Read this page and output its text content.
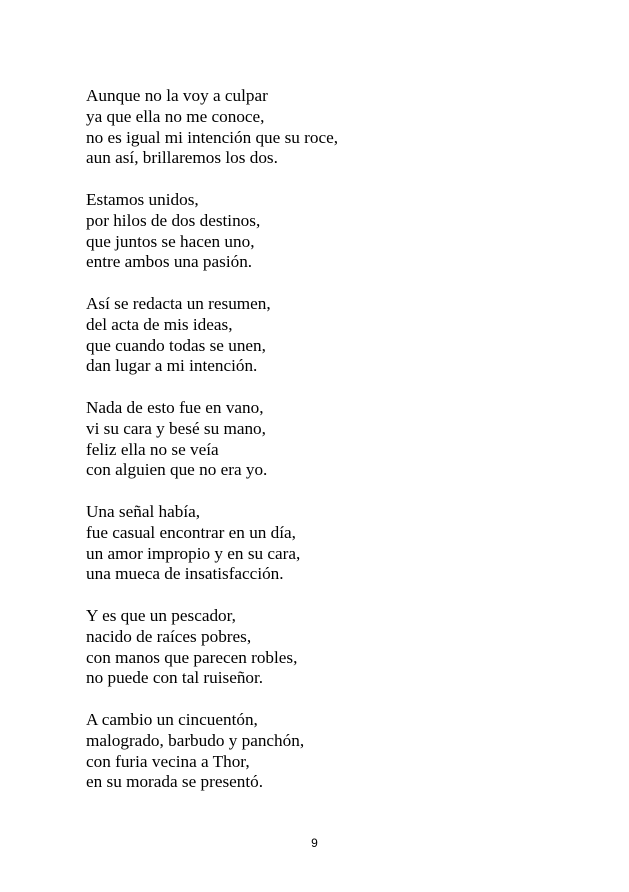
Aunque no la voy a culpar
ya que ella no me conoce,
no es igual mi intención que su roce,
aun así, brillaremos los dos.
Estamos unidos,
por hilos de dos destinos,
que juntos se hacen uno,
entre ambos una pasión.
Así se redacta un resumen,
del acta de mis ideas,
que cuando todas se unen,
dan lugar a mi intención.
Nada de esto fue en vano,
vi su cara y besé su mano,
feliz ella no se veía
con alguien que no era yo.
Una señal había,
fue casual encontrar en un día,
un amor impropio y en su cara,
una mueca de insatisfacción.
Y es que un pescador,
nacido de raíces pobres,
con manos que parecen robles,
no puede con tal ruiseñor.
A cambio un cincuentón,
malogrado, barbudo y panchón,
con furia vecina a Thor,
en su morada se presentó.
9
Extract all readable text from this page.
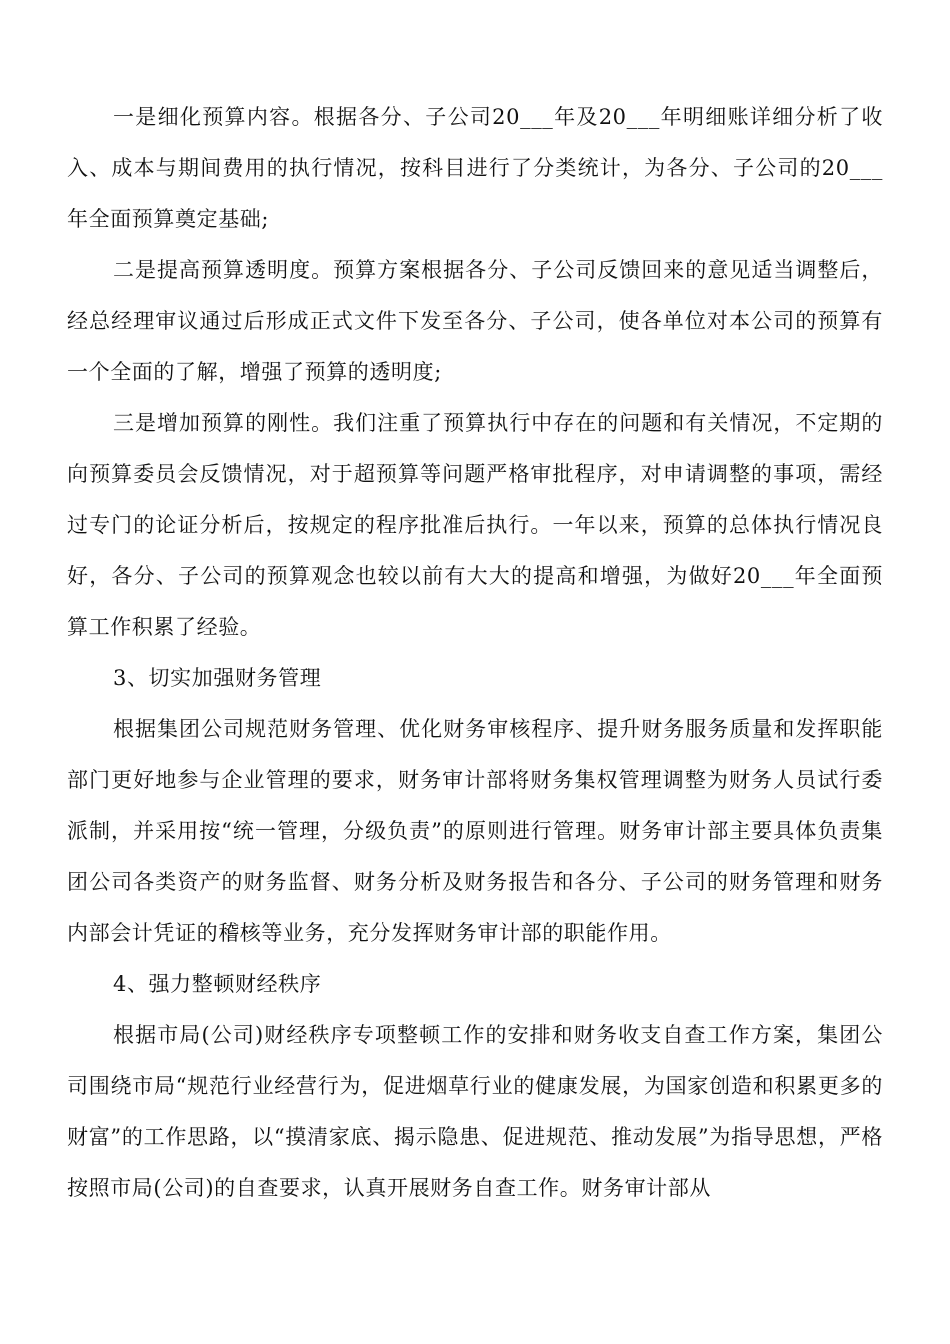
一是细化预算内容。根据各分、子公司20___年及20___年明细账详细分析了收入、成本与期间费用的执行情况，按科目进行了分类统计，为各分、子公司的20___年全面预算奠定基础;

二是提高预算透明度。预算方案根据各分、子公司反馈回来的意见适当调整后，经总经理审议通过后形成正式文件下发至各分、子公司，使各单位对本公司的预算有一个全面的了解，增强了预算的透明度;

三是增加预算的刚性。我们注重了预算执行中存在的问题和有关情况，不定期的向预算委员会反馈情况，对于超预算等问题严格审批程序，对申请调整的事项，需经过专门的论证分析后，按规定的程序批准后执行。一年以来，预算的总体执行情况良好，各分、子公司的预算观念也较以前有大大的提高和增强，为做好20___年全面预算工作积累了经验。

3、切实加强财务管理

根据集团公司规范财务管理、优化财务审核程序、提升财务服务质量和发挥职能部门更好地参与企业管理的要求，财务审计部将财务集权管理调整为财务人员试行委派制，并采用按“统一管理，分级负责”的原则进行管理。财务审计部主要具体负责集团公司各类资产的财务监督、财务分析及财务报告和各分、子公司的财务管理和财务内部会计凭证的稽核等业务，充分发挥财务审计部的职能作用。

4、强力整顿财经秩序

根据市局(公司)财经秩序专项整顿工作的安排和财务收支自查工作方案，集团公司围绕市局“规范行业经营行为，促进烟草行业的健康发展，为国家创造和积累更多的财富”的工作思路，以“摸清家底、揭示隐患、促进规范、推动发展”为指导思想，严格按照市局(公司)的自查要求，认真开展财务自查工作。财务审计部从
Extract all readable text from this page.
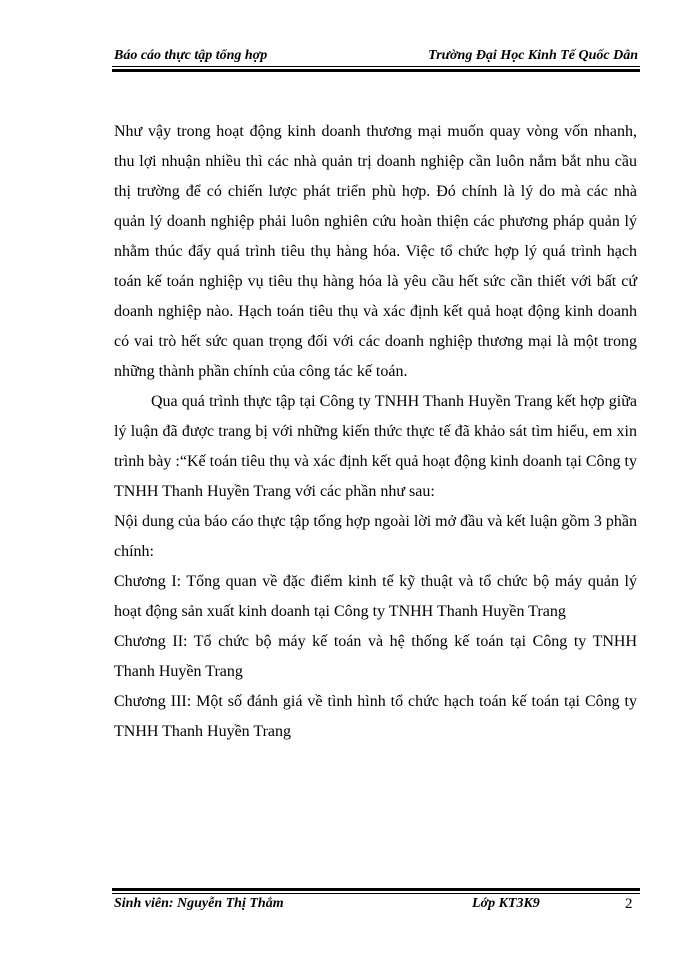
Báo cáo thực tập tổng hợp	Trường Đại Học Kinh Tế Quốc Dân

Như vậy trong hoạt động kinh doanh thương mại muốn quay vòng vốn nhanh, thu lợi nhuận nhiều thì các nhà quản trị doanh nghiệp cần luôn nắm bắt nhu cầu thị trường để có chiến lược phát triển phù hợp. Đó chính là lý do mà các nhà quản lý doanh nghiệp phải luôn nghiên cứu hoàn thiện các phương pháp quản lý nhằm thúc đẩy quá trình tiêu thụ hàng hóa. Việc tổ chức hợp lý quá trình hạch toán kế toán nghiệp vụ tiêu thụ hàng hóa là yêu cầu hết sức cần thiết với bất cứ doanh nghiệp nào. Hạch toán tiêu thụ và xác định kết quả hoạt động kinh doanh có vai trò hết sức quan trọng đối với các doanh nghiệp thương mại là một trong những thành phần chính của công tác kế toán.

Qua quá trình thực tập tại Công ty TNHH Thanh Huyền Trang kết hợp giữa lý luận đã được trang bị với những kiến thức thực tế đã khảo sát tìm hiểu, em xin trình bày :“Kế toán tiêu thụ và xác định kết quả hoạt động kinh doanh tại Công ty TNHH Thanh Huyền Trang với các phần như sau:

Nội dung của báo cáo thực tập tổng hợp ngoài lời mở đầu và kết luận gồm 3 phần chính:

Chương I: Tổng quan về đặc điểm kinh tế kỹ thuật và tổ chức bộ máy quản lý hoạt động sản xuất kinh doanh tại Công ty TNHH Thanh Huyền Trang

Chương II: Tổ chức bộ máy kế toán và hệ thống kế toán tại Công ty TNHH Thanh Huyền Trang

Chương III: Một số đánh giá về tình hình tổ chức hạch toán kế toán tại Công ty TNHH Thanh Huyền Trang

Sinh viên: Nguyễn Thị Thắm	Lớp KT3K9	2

§ §

*DO THIS*.
Word for word, quote the full listing, omitting every picture.

*FULL OUTPUT*.
Read this page and output its text content.
Aunque no la voy a culpar
ya que ella no me conoce,
no es igual mi intención que su roce,
aun así, brillaremos los dos.
Estamos unidos,
por hilos de dos destinos,
que juntos se hacen uno,
entre ambos una pasión.
Así se redacta un resumen,
del acta de mis ideas,
que cuando todas se unen,
dan lugar a mi intención.
Nada de esto fue en vano,
vi su cara y besé su mano,
feliz ella no se veía
con alguien que no era yo.
Una señal había,
fue casual encontrar en un día,
un amor impropio y en su cara,
una mueca de insatisfacción.
Y es que un pescador,
nacido de raíces pobres,
con manos que parecen robles,
no puede con tal ruiseñor.
A cambio un cincuentón,
malogrado, barbudo y panchón,
con furia vecina a Thor,
en su morada se presentó.
9
Extract all readable text from this page.
一是细化预算内容。根据各分、子公司20___年及20___年明细账详细分析了收入、成本与期间费用的执行情况，按科目进行了分类统计，为各分、子公司的20___年全面预算奠定基础;

二是提高预算透明度。预算方案根据各分、子公司反馈回来的意见适当调整后，经总经理审议通过后形成正式文件下发至各分、子公司，使各单位对本公司的预算有一个全面的了解，增强了预算的透明度;

三是增加预算的刚性。我们注重了预算执行中存在的问题和有关情况，不定期的向预算委员会反馈情况，对于超预算等问题严格审批程序，对申请调整的事项，需经过专门的论证分析后，按规定的程序批准后执行。一年以来，预算的总体执行情况良好，各分、子公司的预算观念也较以前有大大的提高和增强，为做好20___年全面预算工作积累了经验。

3、切实加强财务管理

根据集团公司规范财务管理、优化财务审核程序、提升财务服务质量和发挥职能部门更好地参与企业管理的要求，财务审计部将财务集权管理调整为财务人员试行委派制，并采用按“统一管理，分级负责”的原则进行管理。财务审计部主要具体负责集团公司各类资产的财务监督、财务分析及财务报告和各分、子公司的财务管理和财务内部会计凭证的稽核等业务，充分发挥财务审计部的职能作用。

4、强力整顿财经秩序

根据市局(公司)财经秩序专项整顿工作的安排和财务收支自查工作方案，集团公司围绕市局“规范行业经营行为，促进烟草行业的健康发展，为国家创造和积累更多的财富”的工作思路，以“摸清家底、揭示隐患、促进规范、推动发展”为指导思想，严格按照市局(公司)的自查要求，认真开展财务自查工作。财务审计部从
Extract all readable text from this page.
Báo cáo thực tập tổng hợp	Trường Đại Học Kinh Tế Quốc Dân

Như vậy trong hoạt động kinh doanh thương mại muốn quay vòng vốn nhanh, thu lợi nhuận nhiều thì các nhà quản trị doanh nghiệp cần luôn nắm bắt nhu cầu thị trường để có chiến lược phát triển phù hợp. Đó chính là lý do mà các nhà quản lý doanh nghiệp phải luôn nghiên cứu hoàn thiện các phương pháp quản lý nhằm thúc đẩy quá trình tiêu thụ hàng hóa. Việc tổ chức hợp lý quá trình hạch toán kế toán nghiệp vụ tiêu thụ hàng hóa là yêu cầu hết sức cần thiết với bất cứ doanh nghiệp nào. Hạch toán tiêu thụ và xác định kết quả hoạt động kinh doanh có vai trò hết sức quan trọng đối với các doanh nghiệp thương mại là một trong những thành phần chính của công tác kế toán.

Qua quá trình thực tập tại Công ty TNHH Thanh Huyền Trang kết hợp giữa lý luận đã được trang bị với những kiến thức thực tế đã khảo sát tìm hiểu, em xin trình bày :“Kế toán tiêu thụ và xác định kết quả hoạt động kinh doanh tại Công ty TNHH Thanh Huyền Trang với các phần như sau:

Nội dung của báo cáo thực tập tổng hợp ngoài lời mở đầu và kết luận gồm 3 phần chính:

Chương I: Tổng quan về đặc điểm kinh tế kỹ thuật và tổ chức bộ máy quản lý hoạt động sản xuất kinh doanh tại Công ty TNHH Thanh Huyền Trang

Chương II: Tổ chức bộ máy kế toán và hệ thống kế toán tại Công ty TNHH Thanh Huyền Trang

Chương III: Một số đánh giá về tình hình tổ chức hạch toán kế toán tại Công ty TNHH Thanh Huyền Trang

Sinh viên: Nguyễn Thị Thắm	Lớp KT3K9	2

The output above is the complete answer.